[Exercise prompt]: How many lines in this data contain the string "chaque"? Reply with the number only.
►
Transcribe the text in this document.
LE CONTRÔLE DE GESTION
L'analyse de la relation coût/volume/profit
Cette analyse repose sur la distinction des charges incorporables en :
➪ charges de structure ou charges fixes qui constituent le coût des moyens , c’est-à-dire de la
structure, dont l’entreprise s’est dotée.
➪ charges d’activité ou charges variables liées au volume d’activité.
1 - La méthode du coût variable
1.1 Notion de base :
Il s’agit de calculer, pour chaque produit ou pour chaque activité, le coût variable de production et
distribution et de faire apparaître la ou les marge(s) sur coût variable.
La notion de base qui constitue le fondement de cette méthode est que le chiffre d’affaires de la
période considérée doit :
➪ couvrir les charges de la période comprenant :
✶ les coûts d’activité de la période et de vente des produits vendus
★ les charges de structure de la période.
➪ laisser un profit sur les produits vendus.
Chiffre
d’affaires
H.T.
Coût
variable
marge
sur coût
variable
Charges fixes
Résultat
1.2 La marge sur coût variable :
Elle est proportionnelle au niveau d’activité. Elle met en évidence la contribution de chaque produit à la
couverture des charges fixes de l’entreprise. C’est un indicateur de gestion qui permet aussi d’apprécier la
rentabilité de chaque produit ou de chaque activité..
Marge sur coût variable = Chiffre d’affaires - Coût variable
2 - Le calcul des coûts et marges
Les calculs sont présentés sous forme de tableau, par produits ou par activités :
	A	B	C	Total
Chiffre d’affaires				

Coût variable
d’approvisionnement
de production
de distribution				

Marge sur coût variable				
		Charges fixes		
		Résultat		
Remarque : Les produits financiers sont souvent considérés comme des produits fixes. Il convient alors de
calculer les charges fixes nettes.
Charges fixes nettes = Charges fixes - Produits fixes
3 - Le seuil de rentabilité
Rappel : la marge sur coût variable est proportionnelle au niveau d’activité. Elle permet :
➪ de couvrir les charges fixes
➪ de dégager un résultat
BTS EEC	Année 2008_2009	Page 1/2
◄
[Response to this task]: 3